Challenge:
Copy out exactly the lines from the one containing "Read this page and output its text content." to the last line of the records below, both included, and leave out any pictures.

Source material:

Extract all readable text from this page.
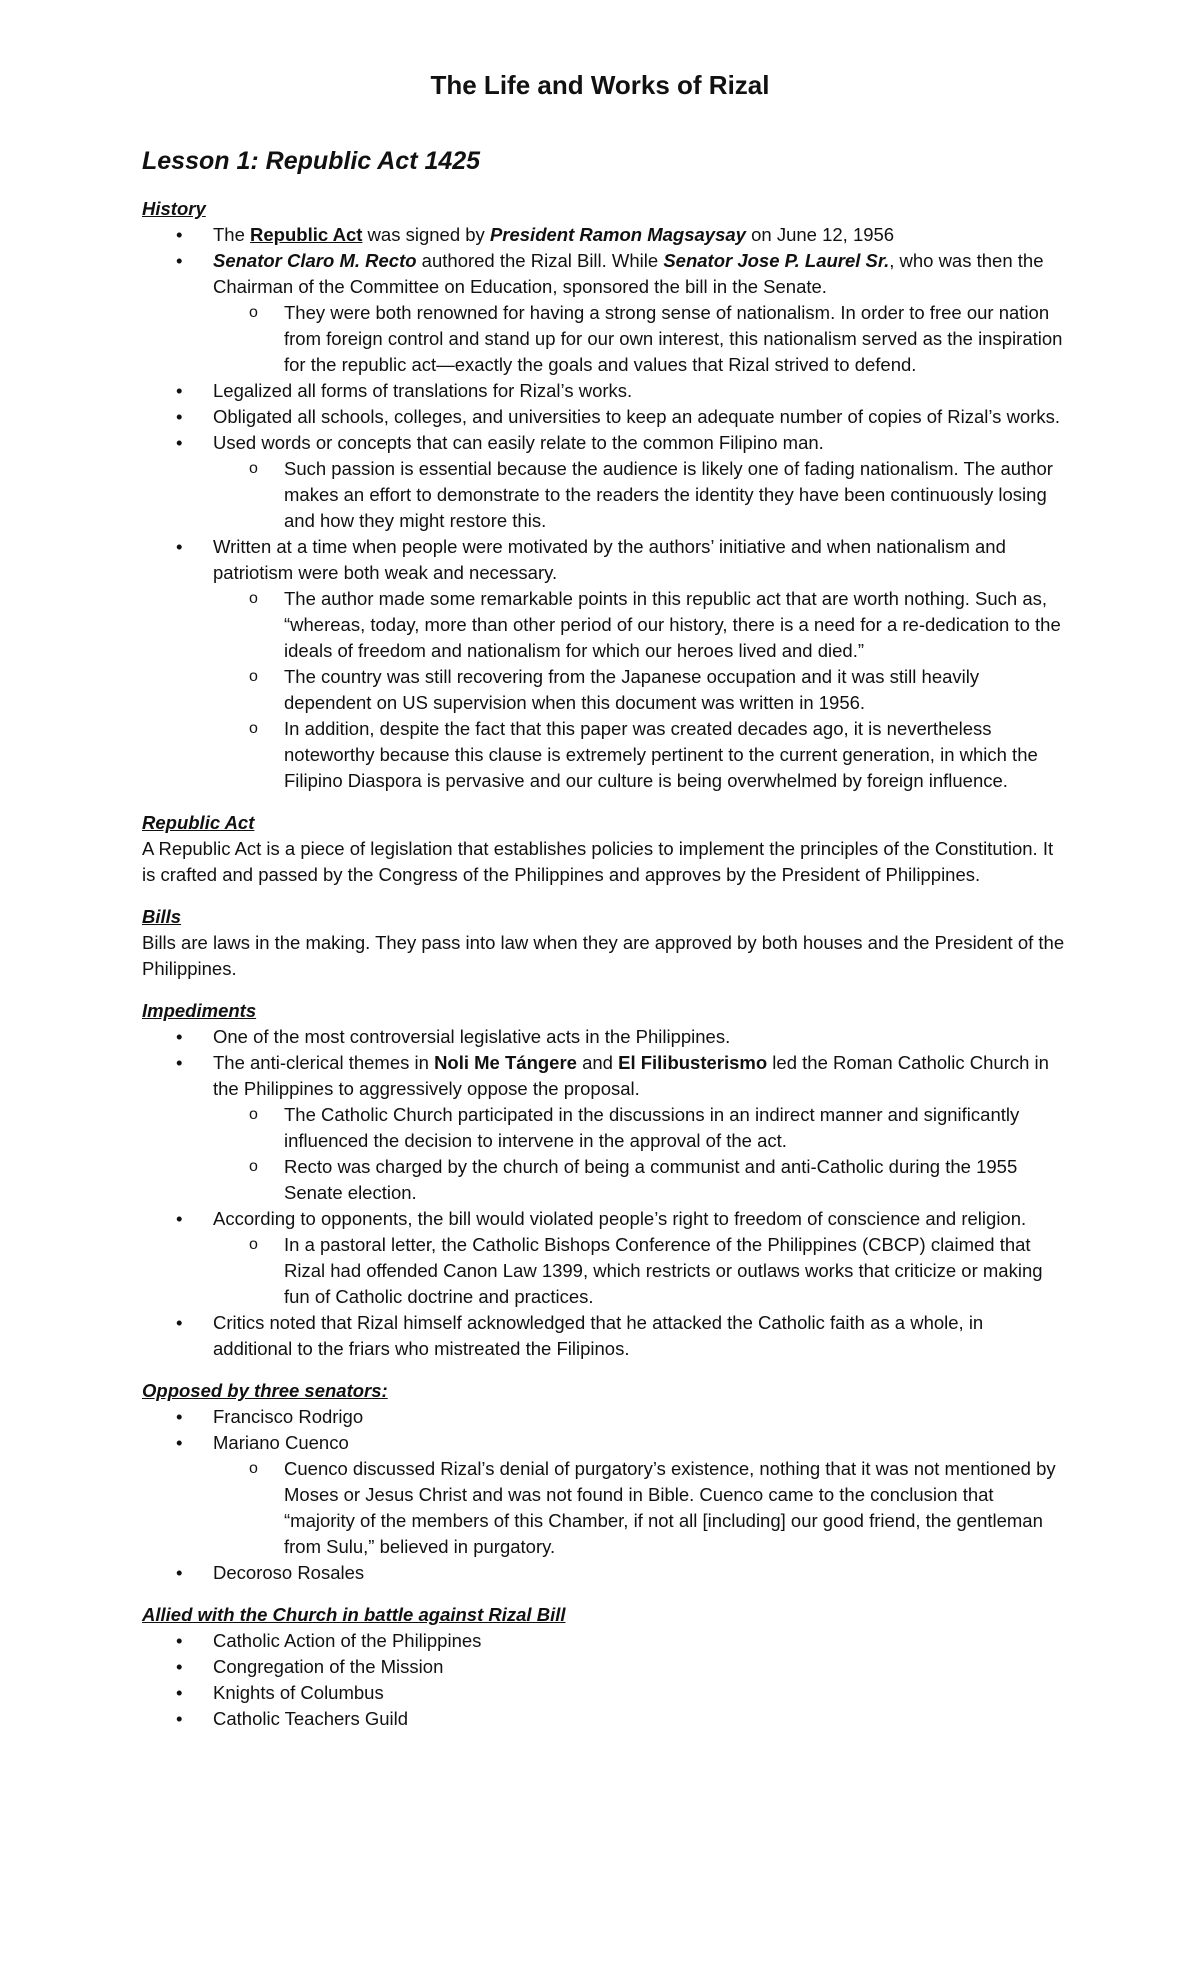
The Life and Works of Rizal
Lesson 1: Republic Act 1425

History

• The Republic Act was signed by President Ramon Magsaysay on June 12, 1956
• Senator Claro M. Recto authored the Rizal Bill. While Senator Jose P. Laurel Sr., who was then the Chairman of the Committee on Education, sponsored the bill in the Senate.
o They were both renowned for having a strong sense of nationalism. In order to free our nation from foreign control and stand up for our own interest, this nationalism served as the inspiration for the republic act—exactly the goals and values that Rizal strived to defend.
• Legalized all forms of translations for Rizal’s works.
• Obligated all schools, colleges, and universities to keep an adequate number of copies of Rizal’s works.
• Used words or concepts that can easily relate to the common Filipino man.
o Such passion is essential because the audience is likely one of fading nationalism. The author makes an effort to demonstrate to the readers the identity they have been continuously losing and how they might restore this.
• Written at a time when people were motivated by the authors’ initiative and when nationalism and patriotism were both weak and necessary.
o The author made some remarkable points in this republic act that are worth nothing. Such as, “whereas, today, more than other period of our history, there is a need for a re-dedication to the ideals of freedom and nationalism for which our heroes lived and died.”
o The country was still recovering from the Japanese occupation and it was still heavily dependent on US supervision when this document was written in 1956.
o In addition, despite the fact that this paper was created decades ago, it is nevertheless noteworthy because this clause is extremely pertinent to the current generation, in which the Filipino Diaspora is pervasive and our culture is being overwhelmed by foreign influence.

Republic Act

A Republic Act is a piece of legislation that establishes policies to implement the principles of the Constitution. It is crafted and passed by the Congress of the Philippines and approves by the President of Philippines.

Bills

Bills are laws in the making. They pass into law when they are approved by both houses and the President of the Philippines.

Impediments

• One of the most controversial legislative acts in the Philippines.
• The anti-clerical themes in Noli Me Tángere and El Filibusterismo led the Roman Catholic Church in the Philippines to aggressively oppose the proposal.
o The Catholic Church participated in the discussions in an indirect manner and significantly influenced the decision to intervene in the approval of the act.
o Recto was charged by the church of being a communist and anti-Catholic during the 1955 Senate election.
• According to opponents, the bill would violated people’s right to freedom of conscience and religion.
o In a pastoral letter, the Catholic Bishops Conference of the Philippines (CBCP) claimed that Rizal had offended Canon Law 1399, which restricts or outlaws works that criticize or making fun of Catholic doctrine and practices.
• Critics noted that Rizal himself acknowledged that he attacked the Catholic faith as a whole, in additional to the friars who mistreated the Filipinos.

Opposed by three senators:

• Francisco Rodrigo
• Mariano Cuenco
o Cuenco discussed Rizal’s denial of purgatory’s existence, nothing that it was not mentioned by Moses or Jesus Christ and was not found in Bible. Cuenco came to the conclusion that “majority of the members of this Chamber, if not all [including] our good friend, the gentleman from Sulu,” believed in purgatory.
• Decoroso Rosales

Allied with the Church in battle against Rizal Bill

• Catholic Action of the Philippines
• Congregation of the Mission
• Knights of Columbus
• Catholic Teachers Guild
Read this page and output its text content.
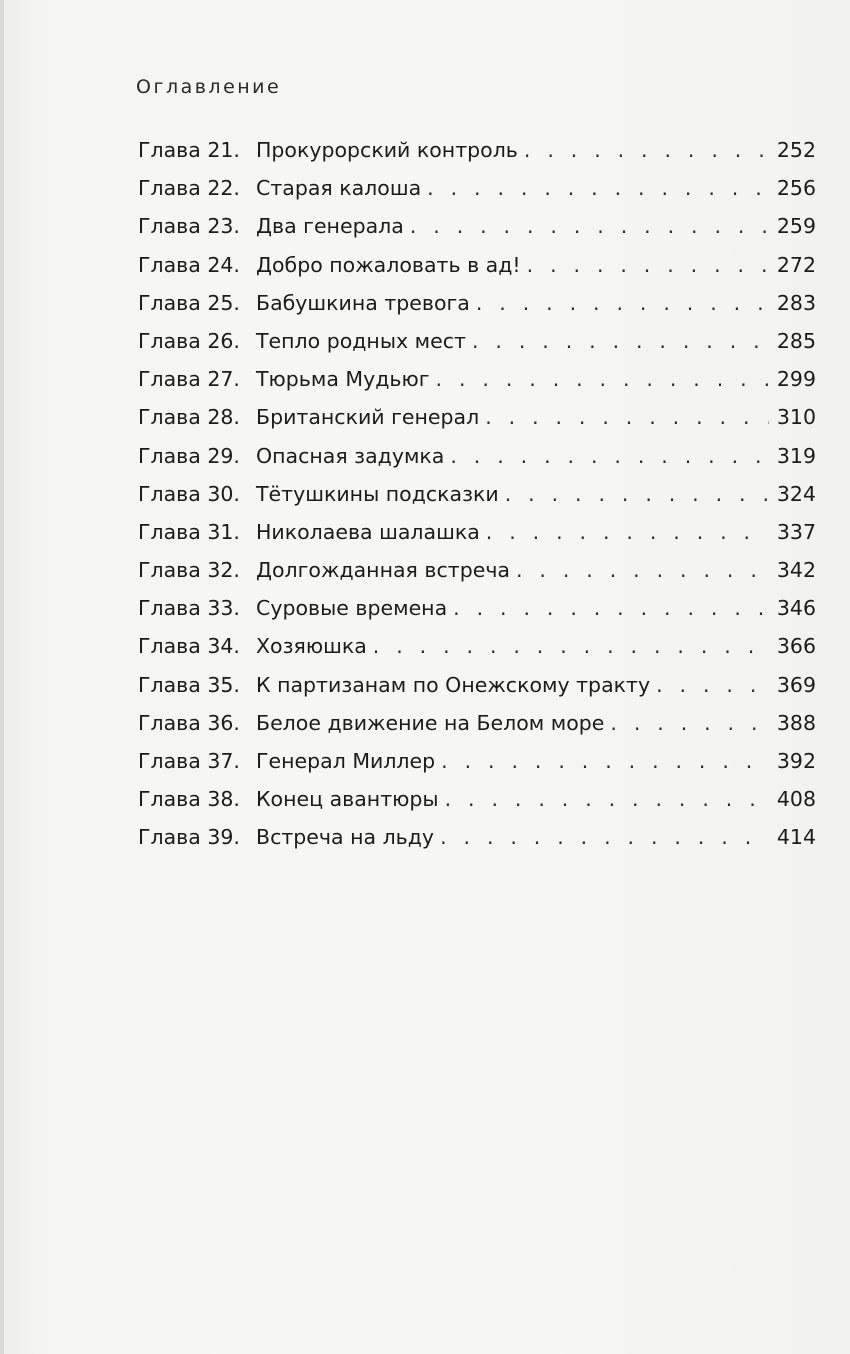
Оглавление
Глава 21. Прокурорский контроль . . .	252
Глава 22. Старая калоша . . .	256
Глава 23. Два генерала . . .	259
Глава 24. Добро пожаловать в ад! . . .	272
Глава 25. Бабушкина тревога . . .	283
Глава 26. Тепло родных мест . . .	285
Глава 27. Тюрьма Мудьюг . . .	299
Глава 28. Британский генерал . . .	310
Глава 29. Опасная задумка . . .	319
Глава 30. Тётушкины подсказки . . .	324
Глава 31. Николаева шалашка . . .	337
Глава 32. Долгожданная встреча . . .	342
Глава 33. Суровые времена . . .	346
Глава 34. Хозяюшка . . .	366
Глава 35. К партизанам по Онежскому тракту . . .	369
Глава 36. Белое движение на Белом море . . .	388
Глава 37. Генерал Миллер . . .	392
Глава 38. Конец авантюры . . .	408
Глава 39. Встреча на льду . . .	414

Written answer:
Read this page and output its text content.
Оглавление
Глава 21. Прокурорский контроль . . .	252
Глава 22. Старая калоша . . .	256
Глава 23. Два генерала . . .	259
Глава 24. Добро пожаловать в ад! . . .	272
Глава 25. Бабушкина тревога . . .	283
Глава 26. Тепло родных мест . . .	285
Глава 27. Тюрьма Мудьюг . . .	299
Глава 28. Британский генерал . . .	310
Глава 29. Опасная задумка . . .	319
Глава 30. Тётушкины подсказки . . .	324
Глава 31. Николаева шалашка . . .	337
Глава 32. Долгожданная встреча . . .	342
Глава 33. Суровые времена . . .	346
Глава 34. Хозяюшка . . .	366
Глава 35. К партизанам по Онежскому тракту . . .	369
Глава 36. Белое движение на Белом море . . .	388
Глава 37. Генерал Миллер . . .	392
Глава 38. Конец авантюры . . .	408
Глава 39. Встреча на льду . . .	414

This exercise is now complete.